Exercise task >> Tally every line of the listing where the string "Urban" is found, and state the total alone.

Figure dataset records:
....

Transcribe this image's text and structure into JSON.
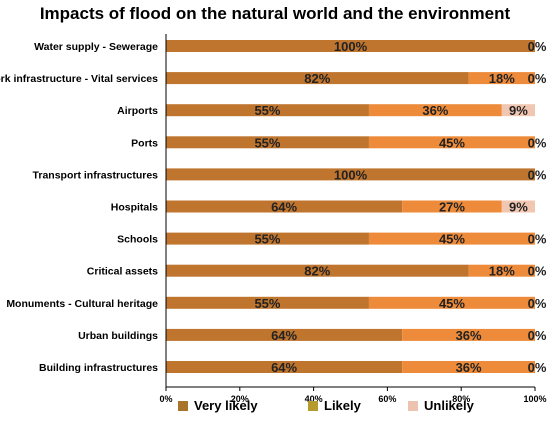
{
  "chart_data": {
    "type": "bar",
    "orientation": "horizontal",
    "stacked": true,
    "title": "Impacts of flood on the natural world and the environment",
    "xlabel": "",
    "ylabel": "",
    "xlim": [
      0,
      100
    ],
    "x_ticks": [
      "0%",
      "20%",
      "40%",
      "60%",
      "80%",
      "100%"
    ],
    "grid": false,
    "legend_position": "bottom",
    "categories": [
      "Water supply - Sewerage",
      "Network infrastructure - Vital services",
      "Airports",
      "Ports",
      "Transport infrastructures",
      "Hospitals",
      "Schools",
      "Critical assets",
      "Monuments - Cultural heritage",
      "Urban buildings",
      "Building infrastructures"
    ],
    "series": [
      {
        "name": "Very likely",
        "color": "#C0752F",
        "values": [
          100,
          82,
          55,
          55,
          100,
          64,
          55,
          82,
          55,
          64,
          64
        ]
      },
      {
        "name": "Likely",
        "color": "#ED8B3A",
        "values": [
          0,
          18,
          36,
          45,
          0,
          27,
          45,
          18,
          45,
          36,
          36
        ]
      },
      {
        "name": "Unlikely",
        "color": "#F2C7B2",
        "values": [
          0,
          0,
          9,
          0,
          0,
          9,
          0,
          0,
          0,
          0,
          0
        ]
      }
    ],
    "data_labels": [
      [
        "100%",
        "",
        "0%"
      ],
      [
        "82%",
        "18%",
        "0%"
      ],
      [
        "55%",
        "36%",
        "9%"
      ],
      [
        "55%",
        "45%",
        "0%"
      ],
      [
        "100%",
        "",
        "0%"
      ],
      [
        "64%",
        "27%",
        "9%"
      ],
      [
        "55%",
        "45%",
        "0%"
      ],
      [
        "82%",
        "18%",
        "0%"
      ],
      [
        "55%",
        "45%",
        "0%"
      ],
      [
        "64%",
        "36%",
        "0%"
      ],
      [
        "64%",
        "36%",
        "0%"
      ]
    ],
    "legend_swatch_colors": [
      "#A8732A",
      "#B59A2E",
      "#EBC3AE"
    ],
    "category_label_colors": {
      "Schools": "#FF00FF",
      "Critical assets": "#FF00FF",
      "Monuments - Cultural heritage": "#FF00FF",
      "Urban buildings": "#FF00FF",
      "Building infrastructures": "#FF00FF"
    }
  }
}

....

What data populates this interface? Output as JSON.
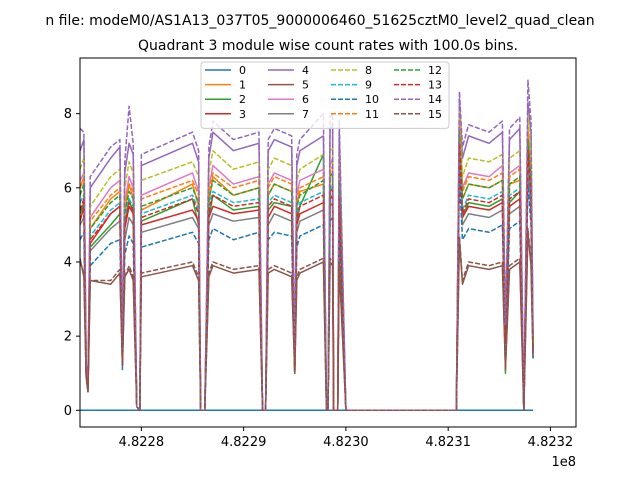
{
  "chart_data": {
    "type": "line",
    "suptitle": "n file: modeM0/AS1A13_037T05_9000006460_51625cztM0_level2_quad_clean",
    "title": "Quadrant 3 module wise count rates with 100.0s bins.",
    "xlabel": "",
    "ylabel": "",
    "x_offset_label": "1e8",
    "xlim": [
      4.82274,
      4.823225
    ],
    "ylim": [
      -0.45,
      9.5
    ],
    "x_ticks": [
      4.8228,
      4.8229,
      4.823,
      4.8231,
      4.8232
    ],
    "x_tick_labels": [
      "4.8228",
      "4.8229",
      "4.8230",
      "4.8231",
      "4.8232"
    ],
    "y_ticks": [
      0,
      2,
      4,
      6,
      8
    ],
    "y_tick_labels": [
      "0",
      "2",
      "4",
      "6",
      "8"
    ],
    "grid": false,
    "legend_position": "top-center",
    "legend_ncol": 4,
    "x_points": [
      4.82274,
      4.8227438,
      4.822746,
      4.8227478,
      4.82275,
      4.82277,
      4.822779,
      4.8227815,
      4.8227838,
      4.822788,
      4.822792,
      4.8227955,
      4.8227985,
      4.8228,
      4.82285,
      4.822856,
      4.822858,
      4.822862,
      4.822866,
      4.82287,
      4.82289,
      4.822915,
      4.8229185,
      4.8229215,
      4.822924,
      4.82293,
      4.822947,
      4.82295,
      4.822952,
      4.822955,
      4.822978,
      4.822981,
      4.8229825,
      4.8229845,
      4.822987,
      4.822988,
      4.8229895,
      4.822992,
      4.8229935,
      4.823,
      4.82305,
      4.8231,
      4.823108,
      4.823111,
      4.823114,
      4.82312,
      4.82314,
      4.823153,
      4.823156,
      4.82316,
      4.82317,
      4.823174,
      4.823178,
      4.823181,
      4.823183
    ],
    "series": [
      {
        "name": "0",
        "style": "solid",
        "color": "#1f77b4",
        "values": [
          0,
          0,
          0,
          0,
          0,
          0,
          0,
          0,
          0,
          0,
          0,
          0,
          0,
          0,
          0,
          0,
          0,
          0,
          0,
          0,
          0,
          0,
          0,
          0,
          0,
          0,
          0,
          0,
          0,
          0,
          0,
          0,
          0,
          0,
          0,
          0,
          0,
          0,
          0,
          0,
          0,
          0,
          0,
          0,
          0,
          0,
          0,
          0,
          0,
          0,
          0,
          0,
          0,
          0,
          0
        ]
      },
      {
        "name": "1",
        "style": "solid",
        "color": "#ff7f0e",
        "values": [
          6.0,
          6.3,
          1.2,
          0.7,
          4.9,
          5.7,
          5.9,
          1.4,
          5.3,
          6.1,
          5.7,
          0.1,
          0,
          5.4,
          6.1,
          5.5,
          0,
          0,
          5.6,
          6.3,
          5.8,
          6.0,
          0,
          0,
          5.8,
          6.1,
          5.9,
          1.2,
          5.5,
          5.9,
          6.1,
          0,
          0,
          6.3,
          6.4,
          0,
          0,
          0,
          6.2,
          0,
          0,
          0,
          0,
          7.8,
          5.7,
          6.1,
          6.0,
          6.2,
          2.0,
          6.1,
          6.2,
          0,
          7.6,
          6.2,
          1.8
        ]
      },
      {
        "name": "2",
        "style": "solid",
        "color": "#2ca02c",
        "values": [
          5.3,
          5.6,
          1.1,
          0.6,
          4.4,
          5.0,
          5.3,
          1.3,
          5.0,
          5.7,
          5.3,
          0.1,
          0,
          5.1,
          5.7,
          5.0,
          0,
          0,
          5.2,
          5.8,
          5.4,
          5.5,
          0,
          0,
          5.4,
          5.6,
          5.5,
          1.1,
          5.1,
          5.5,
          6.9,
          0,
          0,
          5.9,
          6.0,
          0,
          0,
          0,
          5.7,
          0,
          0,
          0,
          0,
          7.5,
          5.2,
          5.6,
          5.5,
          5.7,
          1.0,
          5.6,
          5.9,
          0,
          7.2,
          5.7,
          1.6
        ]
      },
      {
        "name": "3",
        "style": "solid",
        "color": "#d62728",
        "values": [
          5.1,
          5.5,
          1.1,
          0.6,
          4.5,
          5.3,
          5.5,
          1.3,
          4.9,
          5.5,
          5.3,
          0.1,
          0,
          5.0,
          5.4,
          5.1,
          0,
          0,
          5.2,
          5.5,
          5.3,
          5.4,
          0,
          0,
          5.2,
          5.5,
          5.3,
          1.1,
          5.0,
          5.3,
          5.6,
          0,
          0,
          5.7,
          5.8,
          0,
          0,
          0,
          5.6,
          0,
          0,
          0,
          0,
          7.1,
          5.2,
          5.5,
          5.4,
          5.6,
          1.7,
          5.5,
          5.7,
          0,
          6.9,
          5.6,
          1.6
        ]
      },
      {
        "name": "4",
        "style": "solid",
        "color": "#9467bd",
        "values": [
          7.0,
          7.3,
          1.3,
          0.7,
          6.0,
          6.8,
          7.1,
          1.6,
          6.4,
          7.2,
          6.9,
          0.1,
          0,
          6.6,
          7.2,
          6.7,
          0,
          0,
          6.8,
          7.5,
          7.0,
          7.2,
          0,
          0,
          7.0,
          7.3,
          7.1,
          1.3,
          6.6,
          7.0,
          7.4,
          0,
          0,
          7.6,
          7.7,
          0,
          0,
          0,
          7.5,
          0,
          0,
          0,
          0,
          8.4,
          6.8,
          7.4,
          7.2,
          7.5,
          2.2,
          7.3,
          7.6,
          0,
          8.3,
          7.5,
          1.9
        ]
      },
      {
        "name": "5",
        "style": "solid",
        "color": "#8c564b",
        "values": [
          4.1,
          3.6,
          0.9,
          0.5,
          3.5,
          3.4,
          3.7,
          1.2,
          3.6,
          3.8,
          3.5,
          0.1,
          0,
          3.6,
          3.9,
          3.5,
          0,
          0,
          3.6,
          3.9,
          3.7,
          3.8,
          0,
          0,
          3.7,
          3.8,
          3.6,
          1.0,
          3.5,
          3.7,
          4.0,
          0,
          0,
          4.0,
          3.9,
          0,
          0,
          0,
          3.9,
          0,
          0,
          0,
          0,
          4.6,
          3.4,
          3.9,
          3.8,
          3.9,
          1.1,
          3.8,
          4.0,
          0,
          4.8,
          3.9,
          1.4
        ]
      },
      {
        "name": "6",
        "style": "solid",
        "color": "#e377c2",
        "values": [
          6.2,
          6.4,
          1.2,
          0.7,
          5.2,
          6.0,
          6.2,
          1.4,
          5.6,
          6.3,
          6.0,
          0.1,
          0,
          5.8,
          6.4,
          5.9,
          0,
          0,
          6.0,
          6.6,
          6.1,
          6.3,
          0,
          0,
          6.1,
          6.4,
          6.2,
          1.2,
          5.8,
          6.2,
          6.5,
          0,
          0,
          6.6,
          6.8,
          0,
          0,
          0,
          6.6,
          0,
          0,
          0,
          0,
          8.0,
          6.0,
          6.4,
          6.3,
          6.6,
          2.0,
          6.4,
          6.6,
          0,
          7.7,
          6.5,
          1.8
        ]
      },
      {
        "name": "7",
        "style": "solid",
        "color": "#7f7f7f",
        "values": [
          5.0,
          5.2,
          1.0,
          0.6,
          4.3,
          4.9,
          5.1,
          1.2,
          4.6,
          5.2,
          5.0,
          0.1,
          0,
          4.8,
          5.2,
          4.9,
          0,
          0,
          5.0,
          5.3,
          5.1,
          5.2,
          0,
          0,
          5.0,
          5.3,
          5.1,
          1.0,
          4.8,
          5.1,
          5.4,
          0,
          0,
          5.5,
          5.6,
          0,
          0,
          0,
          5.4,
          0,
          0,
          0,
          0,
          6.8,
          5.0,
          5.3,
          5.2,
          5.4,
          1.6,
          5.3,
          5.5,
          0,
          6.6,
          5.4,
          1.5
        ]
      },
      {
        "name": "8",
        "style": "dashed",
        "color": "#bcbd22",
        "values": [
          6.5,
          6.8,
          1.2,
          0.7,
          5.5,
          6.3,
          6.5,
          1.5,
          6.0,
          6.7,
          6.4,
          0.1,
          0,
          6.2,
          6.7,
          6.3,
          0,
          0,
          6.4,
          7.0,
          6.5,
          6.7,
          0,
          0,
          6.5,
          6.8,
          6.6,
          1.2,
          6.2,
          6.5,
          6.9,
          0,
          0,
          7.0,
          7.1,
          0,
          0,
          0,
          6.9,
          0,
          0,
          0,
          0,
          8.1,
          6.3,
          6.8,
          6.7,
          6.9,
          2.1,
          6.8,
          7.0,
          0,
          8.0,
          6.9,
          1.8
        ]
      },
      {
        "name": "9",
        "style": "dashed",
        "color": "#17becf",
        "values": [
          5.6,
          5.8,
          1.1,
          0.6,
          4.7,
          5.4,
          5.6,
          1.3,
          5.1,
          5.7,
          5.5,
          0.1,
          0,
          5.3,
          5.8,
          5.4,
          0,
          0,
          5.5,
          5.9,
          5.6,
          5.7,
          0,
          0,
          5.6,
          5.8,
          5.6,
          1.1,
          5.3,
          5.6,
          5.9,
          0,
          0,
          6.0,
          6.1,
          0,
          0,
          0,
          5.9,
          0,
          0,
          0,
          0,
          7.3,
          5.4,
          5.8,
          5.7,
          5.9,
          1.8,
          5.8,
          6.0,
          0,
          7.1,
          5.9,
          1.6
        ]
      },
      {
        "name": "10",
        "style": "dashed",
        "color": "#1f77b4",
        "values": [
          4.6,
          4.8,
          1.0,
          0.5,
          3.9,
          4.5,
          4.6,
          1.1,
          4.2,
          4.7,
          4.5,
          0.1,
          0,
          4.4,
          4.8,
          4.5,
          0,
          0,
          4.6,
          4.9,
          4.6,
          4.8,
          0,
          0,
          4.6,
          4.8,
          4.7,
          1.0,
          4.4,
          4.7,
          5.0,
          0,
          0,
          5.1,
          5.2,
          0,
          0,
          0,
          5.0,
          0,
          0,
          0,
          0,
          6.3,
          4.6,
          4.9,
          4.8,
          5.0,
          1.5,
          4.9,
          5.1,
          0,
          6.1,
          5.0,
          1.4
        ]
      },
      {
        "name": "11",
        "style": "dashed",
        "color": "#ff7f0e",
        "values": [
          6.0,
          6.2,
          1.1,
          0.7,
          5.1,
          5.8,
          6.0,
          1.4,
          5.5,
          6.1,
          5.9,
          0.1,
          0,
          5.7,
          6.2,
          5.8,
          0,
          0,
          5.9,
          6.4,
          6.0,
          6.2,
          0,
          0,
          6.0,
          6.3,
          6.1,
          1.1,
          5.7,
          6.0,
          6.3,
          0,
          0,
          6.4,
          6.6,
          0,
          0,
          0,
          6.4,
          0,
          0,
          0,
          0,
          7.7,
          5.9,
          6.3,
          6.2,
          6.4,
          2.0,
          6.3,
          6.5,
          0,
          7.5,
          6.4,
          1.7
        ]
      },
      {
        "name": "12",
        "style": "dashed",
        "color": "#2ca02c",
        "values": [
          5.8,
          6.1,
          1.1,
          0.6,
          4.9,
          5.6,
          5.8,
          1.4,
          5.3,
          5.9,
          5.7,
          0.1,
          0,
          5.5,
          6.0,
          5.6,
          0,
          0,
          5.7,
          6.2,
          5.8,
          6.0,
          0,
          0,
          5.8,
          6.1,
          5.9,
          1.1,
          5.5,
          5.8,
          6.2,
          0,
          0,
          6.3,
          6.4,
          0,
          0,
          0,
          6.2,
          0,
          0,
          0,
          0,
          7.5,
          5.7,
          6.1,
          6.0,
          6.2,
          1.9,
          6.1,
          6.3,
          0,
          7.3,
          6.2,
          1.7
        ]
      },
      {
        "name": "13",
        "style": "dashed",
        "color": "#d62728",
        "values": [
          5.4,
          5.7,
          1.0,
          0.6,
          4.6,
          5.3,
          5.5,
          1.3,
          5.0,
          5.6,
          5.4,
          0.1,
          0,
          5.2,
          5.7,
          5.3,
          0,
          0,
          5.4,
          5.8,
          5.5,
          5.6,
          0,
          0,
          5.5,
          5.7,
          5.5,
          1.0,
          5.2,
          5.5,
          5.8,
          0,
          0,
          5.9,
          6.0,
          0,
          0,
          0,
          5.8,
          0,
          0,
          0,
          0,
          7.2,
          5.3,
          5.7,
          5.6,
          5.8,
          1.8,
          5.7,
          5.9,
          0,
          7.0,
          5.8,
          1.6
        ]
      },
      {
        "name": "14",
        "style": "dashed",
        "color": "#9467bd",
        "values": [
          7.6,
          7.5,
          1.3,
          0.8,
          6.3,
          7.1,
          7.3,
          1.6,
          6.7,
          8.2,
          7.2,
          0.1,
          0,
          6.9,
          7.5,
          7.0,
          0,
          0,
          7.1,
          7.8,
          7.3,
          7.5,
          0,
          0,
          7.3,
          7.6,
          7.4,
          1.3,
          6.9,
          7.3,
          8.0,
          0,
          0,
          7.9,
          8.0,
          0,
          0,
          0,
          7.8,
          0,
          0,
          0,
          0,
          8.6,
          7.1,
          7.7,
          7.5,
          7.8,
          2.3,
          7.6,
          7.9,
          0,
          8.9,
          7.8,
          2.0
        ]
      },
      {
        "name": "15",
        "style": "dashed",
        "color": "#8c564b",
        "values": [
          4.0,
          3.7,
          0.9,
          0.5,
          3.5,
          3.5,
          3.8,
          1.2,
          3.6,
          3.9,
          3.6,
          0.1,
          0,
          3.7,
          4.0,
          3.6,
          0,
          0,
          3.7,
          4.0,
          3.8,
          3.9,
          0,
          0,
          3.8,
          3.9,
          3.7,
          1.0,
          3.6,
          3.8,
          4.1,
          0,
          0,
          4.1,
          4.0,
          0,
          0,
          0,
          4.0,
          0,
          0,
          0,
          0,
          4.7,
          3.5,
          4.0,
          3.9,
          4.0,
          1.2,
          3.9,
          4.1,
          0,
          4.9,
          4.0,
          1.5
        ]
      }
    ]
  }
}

....

The answer >> 2